* Problem to work on
Extract, from the listing that follows, each line containing the word "Plantación".

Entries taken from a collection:

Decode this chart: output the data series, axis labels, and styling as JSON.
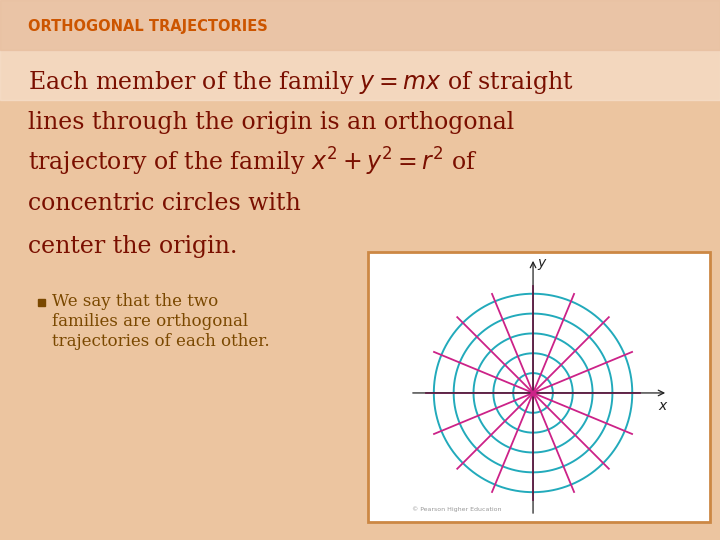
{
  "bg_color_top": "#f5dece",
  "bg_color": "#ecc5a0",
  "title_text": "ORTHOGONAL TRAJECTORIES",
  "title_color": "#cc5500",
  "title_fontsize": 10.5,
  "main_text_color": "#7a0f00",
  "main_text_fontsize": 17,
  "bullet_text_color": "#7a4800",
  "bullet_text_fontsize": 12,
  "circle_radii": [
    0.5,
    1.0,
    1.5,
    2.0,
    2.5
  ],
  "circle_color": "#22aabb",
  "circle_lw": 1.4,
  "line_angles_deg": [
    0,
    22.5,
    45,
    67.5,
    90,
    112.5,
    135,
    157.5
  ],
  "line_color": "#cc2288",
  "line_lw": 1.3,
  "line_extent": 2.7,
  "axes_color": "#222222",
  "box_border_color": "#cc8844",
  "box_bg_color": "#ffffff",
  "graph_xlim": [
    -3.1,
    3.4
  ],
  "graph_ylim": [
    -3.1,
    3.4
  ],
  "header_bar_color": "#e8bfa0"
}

==

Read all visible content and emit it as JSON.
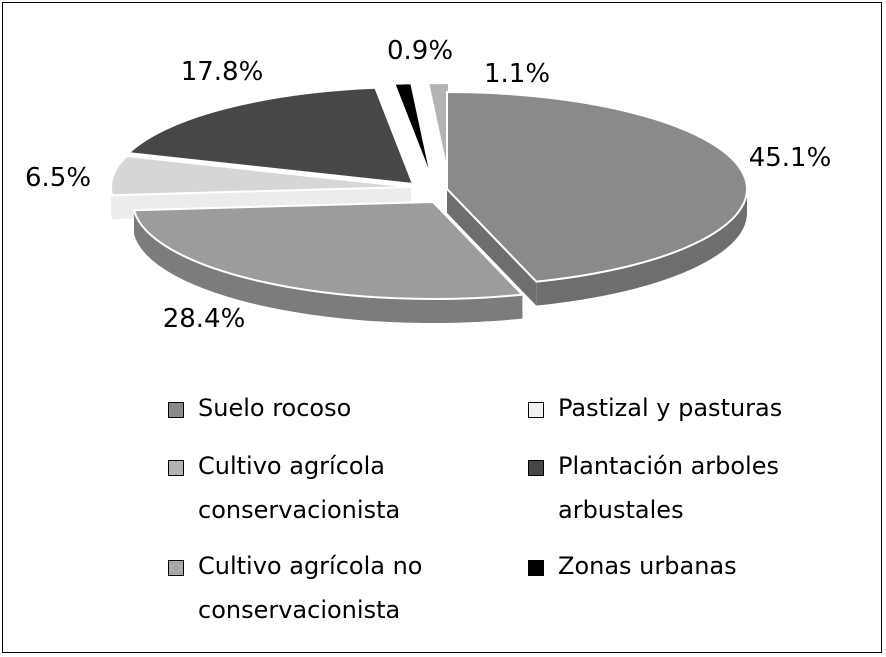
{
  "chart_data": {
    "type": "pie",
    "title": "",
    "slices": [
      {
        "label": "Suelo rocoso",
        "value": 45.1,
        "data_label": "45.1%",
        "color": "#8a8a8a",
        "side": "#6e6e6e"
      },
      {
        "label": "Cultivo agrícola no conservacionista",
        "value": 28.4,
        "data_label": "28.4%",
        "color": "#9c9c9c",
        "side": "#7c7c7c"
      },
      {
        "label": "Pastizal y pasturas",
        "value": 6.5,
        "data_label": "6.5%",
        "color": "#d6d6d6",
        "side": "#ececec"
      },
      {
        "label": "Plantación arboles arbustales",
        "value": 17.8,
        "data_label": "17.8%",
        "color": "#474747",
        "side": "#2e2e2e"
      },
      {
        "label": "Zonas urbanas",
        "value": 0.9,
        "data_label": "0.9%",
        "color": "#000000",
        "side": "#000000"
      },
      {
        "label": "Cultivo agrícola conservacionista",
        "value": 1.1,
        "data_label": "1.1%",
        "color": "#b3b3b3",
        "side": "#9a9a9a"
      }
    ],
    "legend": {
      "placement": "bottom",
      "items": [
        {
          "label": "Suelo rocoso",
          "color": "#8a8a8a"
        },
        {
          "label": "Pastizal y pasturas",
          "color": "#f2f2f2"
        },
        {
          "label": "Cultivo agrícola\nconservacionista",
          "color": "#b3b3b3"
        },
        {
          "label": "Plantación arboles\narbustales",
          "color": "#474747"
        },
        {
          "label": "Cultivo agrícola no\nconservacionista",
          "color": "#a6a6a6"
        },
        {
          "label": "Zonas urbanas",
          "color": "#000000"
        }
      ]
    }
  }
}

* Expected answer
        "label": "Plantación arboles arbustales",
          "label": "Plantación arboles\narbustales",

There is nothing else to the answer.